Task.
Each line below should be reproduced without any alteration.

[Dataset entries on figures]
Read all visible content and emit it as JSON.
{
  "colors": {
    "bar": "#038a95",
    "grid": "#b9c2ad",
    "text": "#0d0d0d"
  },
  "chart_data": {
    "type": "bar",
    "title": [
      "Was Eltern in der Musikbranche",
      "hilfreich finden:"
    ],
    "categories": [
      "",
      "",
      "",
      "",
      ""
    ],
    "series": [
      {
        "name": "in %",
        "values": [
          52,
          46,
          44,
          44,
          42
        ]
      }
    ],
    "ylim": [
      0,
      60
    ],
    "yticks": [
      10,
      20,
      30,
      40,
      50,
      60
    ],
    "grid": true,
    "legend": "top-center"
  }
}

Exercise answer.
Read all visible content and emit it as JSON.
{
  "colors": {
    "bar": "#038a95",
    "grid": "#b9c2ad",
    "text": "#0d0d0d"
  },
  "chart_data": {
    "type": "bar",
    "title": [
      "Was Eltern in der Musikbranche",
      "hilfreich finden:"
    ],
    "categories": [
      "",
      "",
      "",
      "",
      ""
    ],
    "series": [
      {
        "name": "in %",
        "values": [
          52,
          46,
          44,
          44,
          42
        ]
      }
    ],
    "ylim": [
      0,
      60
    ],
    "yticks": [
      10,
      20,
      30,
      40,
      50,
      60
    ],
    "grid": true,
    "legend": "top-center"
  }
}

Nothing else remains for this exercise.